> **Aim of the exercise**: Extract and list every line that contains the word "xlabel".
** Start Stored records **
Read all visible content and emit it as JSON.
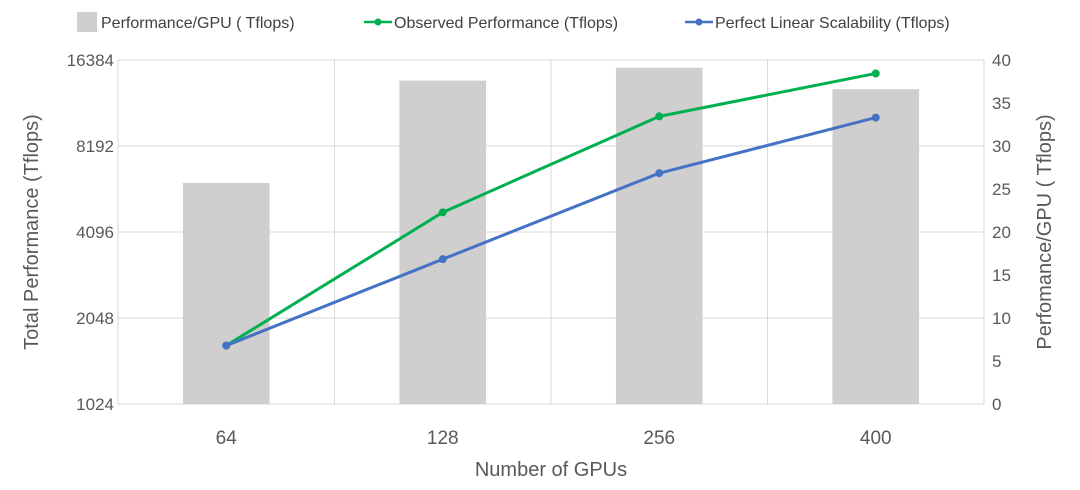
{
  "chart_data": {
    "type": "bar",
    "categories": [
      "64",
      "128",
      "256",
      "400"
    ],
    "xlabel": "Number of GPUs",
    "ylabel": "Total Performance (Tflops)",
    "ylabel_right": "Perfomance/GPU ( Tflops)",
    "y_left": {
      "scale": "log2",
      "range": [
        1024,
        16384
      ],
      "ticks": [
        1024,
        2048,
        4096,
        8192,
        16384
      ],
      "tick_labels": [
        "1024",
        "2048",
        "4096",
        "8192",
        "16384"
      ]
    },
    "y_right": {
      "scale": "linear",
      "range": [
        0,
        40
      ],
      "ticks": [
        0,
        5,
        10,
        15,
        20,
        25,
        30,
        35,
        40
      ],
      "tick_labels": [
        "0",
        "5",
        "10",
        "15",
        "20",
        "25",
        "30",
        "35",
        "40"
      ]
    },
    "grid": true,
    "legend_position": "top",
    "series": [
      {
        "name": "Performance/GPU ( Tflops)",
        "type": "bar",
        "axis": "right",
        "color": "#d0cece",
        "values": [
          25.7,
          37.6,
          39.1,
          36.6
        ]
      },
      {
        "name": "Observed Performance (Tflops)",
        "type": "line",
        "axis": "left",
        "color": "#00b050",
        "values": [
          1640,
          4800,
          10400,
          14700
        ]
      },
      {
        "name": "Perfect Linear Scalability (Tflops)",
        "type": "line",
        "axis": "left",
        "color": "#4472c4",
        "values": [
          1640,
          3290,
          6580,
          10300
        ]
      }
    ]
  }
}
** End Stored records **
** Start Stored records **
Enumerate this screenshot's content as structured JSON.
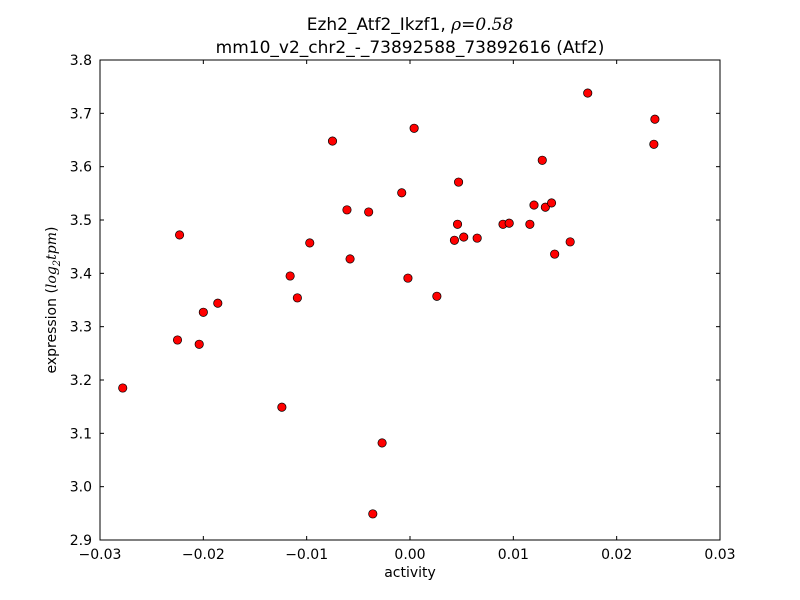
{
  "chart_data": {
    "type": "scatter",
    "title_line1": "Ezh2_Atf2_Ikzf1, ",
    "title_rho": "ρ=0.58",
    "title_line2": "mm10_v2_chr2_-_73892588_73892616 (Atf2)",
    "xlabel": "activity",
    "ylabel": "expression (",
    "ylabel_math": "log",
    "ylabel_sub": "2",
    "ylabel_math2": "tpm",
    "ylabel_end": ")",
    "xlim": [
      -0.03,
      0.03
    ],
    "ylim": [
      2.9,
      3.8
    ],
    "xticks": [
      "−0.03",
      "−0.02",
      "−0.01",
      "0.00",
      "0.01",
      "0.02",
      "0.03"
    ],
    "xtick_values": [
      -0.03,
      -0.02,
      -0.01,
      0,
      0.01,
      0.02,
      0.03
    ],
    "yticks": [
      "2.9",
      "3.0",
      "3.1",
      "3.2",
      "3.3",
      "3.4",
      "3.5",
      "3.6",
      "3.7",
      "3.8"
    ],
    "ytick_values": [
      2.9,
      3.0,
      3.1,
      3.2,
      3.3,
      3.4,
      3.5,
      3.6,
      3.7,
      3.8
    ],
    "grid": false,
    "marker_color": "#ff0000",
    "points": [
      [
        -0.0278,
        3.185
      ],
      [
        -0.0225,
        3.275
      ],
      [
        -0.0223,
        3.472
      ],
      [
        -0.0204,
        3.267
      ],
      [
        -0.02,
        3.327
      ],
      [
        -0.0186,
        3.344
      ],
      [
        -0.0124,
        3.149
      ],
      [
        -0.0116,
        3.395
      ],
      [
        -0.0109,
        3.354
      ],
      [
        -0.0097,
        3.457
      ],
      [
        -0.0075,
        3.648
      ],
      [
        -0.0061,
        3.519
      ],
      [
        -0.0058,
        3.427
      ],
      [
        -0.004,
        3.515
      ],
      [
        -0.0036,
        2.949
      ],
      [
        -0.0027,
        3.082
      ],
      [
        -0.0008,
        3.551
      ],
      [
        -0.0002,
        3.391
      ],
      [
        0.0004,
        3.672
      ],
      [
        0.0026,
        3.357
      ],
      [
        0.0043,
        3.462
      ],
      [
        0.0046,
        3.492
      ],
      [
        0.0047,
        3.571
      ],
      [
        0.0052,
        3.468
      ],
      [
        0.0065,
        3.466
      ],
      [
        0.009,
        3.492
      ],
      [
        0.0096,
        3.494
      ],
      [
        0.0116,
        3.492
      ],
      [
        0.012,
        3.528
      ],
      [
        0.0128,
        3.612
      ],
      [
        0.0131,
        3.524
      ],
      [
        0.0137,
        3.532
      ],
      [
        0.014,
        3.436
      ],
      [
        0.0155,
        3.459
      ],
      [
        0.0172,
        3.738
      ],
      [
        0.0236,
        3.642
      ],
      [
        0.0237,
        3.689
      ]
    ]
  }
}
** End Stored records **
** Start Stored records **
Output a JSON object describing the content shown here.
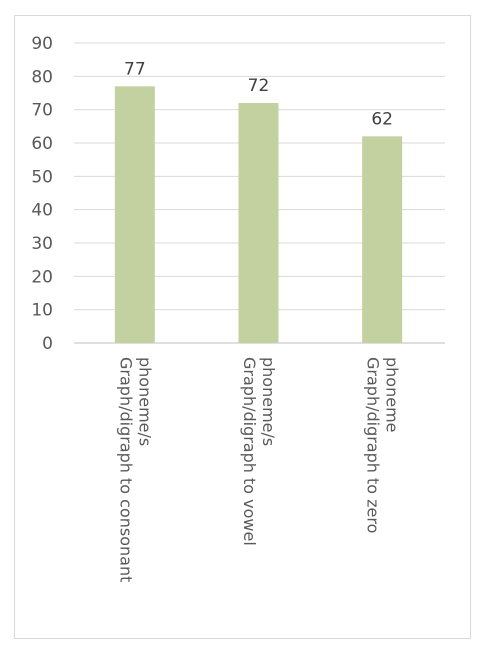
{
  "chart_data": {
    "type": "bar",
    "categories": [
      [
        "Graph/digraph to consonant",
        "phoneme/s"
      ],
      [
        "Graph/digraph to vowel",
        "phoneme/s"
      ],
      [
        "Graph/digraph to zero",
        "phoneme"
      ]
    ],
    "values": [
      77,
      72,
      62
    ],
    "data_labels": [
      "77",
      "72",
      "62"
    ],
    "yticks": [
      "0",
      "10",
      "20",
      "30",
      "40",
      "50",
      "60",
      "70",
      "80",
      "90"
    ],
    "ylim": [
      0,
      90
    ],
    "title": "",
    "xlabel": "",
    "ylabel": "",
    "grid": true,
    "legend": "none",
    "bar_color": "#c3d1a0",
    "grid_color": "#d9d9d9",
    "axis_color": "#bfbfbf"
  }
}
** End Stored records **
> **The output**:
    "xlabel": "Number of GPUs",
    "xlabel": "activity",
    "xlabel": "",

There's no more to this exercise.